### Supplied entries
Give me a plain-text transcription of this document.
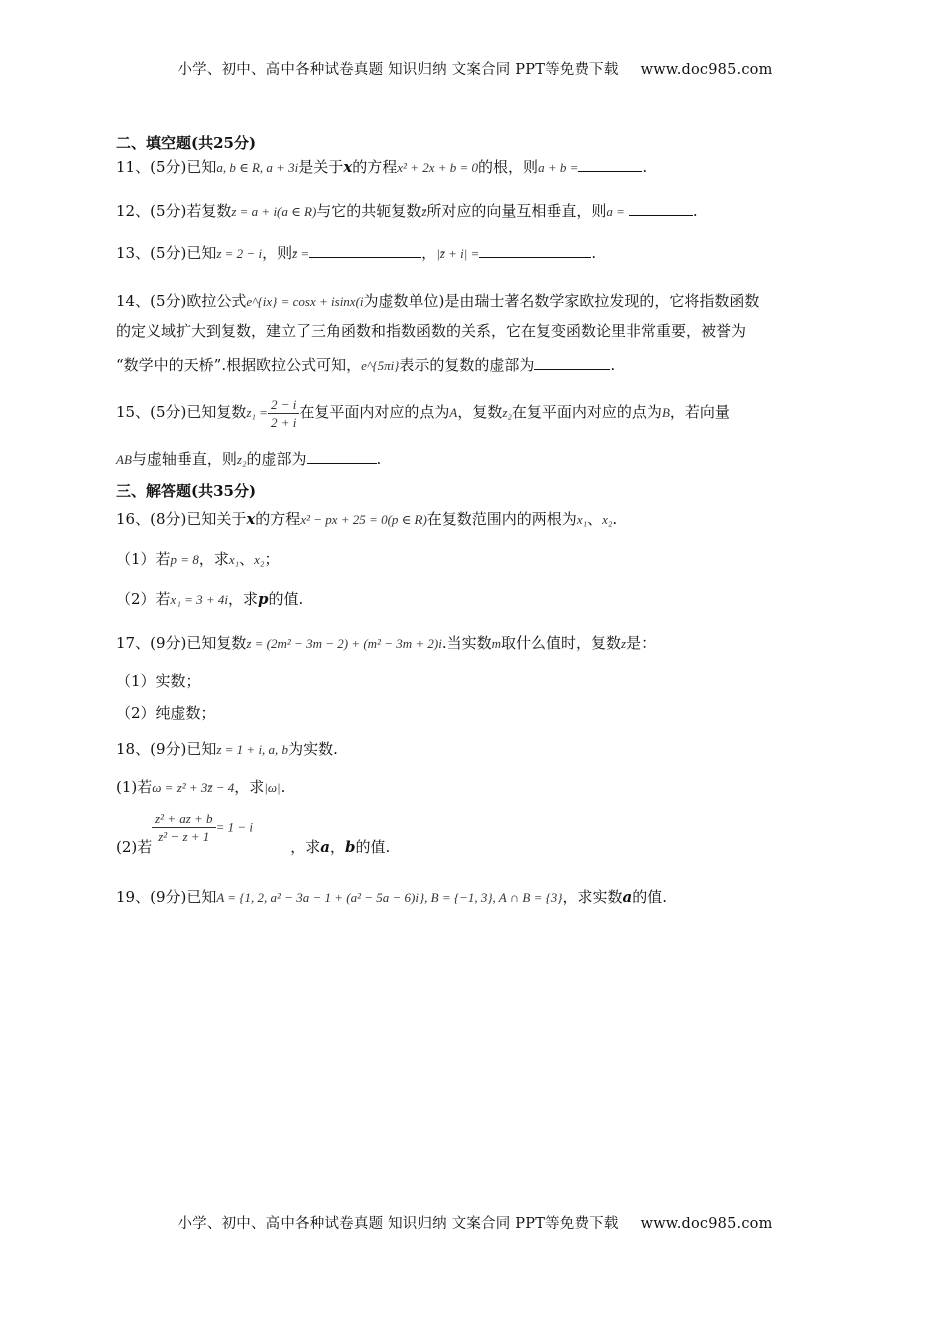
小学、初中、高中各种试卷真题 知识归纳 文案合同 PPT等免费下载 www.doc985.com
二、填空题(共25分)
11、(5分)已知a, b ∈ R, a + 3i是关于x的方程x² + 2x + b = 0的根，则a + b =	.
12、(5分)若复数z = a + i(a ∈ R)与它的共轭复数z̄所对应的向量互相垂直，则a =	.
13、(5分)已知z = 2 − i，则z̄ =	，|z̄ + i| =	.
14、(5分)欧拉公式e^{ix} = cosx + isinx(i为虚数单位)是由瑞士著名数学家欧拉发现的，它将指数函数
的定义域扩大到复数，建立了三角函数和指数函数的关系，它在复变函数论里非常重要，被誉为
“数学中的天桥”.根据欧拉公式可知，e^{5πi}表示的复数的虚部为	.
15、(5分)已知复数$z_1 = \frac{2 - i}{2 + i}$ 在复平面内对应的点为A，复数z₂在复平面内对应的点为B，若向量
AB与虚轴垂直，则z₂的虚部为	.
三、解答题(共35分)
16、(8分)已知关于x的方程x² − px + 25 = 0(p ∈ R)在复数范围内的两根为x₁、x₂.
（1）若p = 8，求x₁、x₂；
（2）若x₁ = 3 + 4i，求p的值.
17、(9分)已知复数z = (2m² − 3m − 2) + (m² − 3m + 2)i.当实数m取什么值时，复数z是：
（1）实数；
（2）纯虚数；
18、(9分)已知z = 1 + i, a, b为实数.
(1)若ω = z² + 3z̄ − 4，求|ω|.
$\frac{\text{z² + az + b}}{\text{z² − z + 1}} = 1 - i$
(2)若	，求a，b的值.
19、(9分)已知A = {1, 2, a² − 3a − 1 + (a² − 5a − 6)i}, B = {−1, 3}, A ∩ B = {3}，求实数a的值.
小学、初中、高中各种试卷真题 知识归纳 文案合同 PPT等免费下载 www.doc985.com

### Given problem
Except for the pictures, print the data above exactly.

### Exercise result
Give me a plain-text transcription of this document.
小学、初中、高中各种试卷真题 知识归纳 文案合同 PPT等免费下载 www.doc985.com
二、填空题(共25分)
11、(5分)已知a, b ∈ R, a + 3i是关于x的方程x² + 2x + b = 0的根，则a + b =	.
12、(5分)若复数z = a + i(a ∈ R)与它的共轭复数z̄所对应的向量互相垂直，则a =	.
13、(5分)已知z = 2 − i，则z̄ =	，|z̄ + i| =	.
14、(5分)欧拉公式e^{ix} = cosx + isinx(i为虚数单位)是由瑞士著名数学家欧拉发现的，它将指数函数
的定义域扩大到复数，建立了三角函数和指数函数的关系，它在复变函数论里非常重要，被誉为
“数学中的天桥”.根据欧拉公式可知，e^{5πi}表示的复数的虚部为	.
15、(5分)已知复数$z_1 = \frac{2 - i}{2 + i}$ 在复平面内对应的点为A，复数z₂在复平面内对应的点为B，若向量
AB与虚轴垂直，则z₂的虚部为	.
三、解答题(共35分)
16、(8分)已知关于x的方程x² − px + 25 = 0(p ∈ R)在复数范围内的两根为x₁、x₂.
（1）若p = 8，求x₁、x₂；
（2）若x₁ = 3 + 4i，求p的值.
17、(9分)已知复数z = (2m² − 3m − 2) + (m² − 3m + 2)i.当实数m取什么值时，复数z是：
（1）实数；
（2）纯虚数；
18、(9分)已知z = 1 + i, a, b为实数.
(1)若ω = z² + 3z̄ − 4，求|ω|.
$\frac{\text{z² + az + b}}{\text{z² − z + 1}} = 1 - i$
(2)若	，求a，b的值.
19、(9分)已知A = {1, 2, a² − 3a − 1 + (a² − 5a − 6)i}, B = {−1, 3}, A ∩ B = {3}，求实数a的值.
小学、初中、高中各种试卷真题 知识归纳 文案合同 PPT等免费下载 www.doc985.com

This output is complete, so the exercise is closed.